**What is being asked:**
Please copy the listing word for word, from its first line through the line containing "350, 45, 379]", with both of those lines included.

━━━━━ Records to process

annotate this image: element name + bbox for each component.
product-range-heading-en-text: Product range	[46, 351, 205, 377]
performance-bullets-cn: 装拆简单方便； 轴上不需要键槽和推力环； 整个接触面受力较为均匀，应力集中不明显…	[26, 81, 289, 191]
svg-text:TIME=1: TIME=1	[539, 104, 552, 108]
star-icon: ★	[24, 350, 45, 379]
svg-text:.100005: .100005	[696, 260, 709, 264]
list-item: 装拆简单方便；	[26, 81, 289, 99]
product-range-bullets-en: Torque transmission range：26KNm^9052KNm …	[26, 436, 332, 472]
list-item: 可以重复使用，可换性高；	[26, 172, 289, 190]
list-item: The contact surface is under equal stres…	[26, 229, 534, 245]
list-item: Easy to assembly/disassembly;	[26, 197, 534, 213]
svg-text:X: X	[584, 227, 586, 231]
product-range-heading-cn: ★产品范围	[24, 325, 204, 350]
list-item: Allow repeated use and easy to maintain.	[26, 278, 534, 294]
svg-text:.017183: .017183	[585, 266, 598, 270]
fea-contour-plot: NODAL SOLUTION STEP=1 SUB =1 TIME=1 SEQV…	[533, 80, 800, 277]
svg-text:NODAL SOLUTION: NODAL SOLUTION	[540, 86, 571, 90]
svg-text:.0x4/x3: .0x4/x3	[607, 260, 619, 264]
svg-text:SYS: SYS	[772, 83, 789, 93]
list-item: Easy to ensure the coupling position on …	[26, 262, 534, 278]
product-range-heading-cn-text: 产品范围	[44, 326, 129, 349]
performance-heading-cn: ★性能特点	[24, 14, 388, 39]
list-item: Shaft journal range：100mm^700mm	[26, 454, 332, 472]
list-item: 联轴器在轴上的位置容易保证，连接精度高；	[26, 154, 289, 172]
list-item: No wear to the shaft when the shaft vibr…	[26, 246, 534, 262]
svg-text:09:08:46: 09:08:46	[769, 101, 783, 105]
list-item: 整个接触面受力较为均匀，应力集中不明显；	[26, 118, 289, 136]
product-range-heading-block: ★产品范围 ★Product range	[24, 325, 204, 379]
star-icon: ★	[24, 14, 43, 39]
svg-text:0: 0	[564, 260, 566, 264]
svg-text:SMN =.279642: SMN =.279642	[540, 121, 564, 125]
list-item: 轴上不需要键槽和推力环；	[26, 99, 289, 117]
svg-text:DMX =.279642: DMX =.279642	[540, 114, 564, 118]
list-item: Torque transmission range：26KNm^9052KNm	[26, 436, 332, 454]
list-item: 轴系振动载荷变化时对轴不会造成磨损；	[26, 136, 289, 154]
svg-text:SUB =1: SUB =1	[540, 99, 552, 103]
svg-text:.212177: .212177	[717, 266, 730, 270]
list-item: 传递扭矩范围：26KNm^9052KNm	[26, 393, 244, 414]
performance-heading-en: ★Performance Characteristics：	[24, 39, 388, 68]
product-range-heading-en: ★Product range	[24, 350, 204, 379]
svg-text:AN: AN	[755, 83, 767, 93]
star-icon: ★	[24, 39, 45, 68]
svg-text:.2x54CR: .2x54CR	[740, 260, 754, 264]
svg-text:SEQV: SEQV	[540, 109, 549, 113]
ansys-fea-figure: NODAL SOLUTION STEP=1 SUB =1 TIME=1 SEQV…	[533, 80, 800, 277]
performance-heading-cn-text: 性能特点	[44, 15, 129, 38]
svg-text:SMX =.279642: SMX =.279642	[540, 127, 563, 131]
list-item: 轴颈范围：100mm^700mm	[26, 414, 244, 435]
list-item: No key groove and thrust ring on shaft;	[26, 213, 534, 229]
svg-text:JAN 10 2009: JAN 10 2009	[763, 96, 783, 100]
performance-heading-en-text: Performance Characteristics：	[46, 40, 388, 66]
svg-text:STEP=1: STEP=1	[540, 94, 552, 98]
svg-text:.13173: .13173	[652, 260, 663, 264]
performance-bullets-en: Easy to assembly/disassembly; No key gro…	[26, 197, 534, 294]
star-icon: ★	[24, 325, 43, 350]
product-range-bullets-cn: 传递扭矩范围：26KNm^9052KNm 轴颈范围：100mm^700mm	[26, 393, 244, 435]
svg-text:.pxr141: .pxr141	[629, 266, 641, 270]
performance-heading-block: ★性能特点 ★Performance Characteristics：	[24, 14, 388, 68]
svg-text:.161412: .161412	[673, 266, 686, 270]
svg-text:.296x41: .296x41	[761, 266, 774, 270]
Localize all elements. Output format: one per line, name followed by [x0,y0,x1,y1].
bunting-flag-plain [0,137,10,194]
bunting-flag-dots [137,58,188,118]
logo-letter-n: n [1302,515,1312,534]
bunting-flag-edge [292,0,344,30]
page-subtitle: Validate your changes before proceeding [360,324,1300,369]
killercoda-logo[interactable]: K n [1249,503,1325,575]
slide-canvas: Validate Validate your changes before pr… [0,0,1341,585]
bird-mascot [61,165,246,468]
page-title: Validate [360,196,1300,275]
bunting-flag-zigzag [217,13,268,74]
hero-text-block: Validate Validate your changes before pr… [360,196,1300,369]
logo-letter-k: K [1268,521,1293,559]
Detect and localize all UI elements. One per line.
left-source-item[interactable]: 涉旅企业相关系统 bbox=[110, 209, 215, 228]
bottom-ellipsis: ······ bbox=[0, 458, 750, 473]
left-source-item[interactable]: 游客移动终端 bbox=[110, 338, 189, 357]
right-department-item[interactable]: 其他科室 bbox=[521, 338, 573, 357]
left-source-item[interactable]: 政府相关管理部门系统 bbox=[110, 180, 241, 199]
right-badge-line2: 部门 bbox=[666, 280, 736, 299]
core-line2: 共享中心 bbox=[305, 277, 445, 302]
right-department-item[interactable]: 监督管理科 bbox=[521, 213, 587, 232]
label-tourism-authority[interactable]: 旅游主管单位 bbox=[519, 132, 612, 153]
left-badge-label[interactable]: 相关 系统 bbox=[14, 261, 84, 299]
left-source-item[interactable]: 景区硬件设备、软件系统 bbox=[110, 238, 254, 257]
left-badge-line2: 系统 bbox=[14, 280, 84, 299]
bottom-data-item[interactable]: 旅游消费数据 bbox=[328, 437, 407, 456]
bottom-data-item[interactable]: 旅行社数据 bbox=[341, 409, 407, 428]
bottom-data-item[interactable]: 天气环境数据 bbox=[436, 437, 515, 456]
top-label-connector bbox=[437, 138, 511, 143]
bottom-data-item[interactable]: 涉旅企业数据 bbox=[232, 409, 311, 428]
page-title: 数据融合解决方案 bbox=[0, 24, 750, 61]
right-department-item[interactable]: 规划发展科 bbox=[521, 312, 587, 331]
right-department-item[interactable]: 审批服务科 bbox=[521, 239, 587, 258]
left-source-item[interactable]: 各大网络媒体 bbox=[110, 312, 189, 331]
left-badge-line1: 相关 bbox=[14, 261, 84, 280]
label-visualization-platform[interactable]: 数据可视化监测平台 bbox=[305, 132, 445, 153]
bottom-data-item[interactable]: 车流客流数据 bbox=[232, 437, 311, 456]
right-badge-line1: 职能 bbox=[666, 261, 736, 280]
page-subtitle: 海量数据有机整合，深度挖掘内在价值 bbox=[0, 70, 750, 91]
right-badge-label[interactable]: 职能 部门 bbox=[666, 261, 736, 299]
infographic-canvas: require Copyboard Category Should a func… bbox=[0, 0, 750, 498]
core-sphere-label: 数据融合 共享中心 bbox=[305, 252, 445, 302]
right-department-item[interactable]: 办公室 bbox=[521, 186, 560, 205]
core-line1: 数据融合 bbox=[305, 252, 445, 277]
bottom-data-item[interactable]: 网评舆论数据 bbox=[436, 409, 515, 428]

━━━━━━━━━━

**Output below:**
annotate this image: element name + bbox for each component.
product-range-heading-en-text: Product range	[46, 351, 205, 377]
performance-bullets-cn: 装拆简单方便； 轴上不需要键槽和推力环； 整个接触面受力较为均匀，应力集中不明显…	[26, 81, 289, 191]
svg-text:TIME=1: TIME=1	[539, 104, 552, 108]
star-icon: ★	[24, 350, 45, 379]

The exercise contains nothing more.